Directions
In your copy, reproduce the entries exactly as they are, minus the images.
--- Dataset excerpts ---
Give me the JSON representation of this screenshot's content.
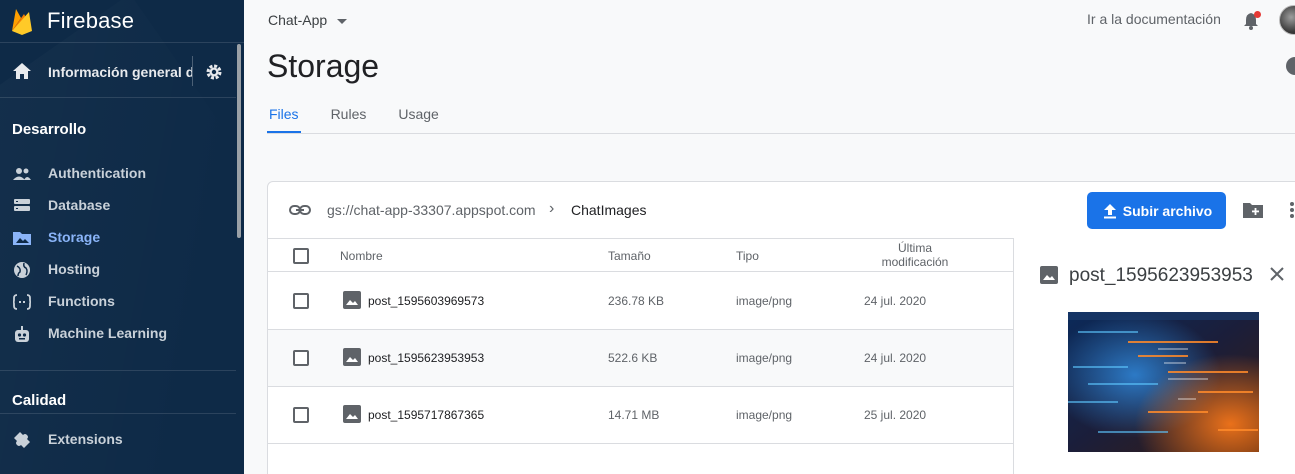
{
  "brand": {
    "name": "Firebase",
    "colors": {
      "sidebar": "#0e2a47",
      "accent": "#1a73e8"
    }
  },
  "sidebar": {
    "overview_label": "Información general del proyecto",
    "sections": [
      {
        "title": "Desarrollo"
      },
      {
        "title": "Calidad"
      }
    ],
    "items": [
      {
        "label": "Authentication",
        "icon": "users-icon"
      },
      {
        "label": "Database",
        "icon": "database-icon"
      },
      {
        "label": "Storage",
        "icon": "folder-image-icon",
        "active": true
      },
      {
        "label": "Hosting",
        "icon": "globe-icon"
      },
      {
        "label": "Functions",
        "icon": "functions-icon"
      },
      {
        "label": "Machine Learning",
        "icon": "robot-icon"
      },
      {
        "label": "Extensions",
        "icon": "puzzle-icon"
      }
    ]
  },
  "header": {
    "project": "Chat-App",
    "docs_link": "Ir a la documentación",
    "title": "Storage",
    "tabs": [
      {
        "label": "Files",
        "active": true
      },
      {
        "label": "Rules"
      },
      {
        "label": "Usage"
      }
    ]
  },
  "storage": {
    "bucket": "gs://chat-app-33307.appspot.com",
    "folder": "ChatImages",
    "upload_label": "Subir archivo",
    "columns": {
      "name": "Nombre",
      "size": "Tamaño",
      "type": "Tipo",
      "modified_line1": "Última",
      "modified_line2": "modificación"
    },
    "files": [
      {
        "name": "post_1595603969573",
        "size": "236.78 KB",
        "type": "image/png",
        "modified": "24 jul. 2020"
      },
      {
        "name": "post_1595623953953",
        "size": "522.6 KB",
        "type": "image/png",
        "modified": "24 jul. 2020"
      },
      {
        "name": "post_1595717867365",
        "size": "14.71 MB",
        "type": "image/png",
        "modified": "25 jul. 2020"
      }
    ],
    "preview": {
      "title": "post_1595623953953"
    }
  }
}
---
Task result
Give me the JSON representation of this screenshot's content.
{
  "brand": {
    "name": "Firebase",
    "colors": {
      "sidebar": "#0e2a47",
      "accent": "#1a73e8"
    }
  },
  "sidebar": {
    "overview_label": "Información general del proyecto",
    "sections": [
      {
        "title": "Desarrollo"
      },
      {
        "title": "Calidad"
      }
    ],
    "items": [
      {
        "label": "Authentication",
        "icon": "users-icon"
      },
      {
        "label": "Database",
        "icon": "database-icon"
      },
      {
        "label": "Storage",
        "icon": "folder-image-icon",
        "active": true
      },
      {
        "label": "Hosting",
        "icon": "globe-icon"
      },
      {
        "label": "Functions",
        "icon": "functions-icon"
      },
      {
        "label": "Machine Learning",
        "icon": "robot-icon"
      },
      {
        "label": "Extensions",
        "icon": "puzzle-icon"
      }
    ]
  },
  "header": {
    "project": "Chat-App",
    "docs_link": "Ir a la documentación",
    "title": "Storage",
    "tabs": [
      {
        "label": "Files",
        "active": true
      },
      {
        "label": "Rules"
      },
      {
        "label": "Usage"
      }
    ]
  },
  "storage": {
    "bucket": "gs://chat-app-33307.appspot.com",
    "folder": "ChatImages",
    "upload_label": "Subir archivo",
    "columns": {
      "name": "Nombre",
      "size": "Tamaño",
      "type": "Tipo",
      "modified_line1": "Última",
      "modified_line2": "modificación"
    },
    "files": [
      {
        "name": "post_1595603969573",
        "size": "236.78 KB",
        "type": "image/png",
        "modified": "24 jul. 2020"
      },
      {
        "name": "post_1595623953953",
        "size": "522.6 KB",
        "type": "image/png",
        "modified": "24 jul. 2020"
      },
      {
        "name": "post_1595717867365",
        "size": "14.71 MB",
        "type": "image/png",
        "modified": "25 jul. 2020"
      }
    ],
    "preview": {
      "title": "post_1595623953953"
    }
  }
}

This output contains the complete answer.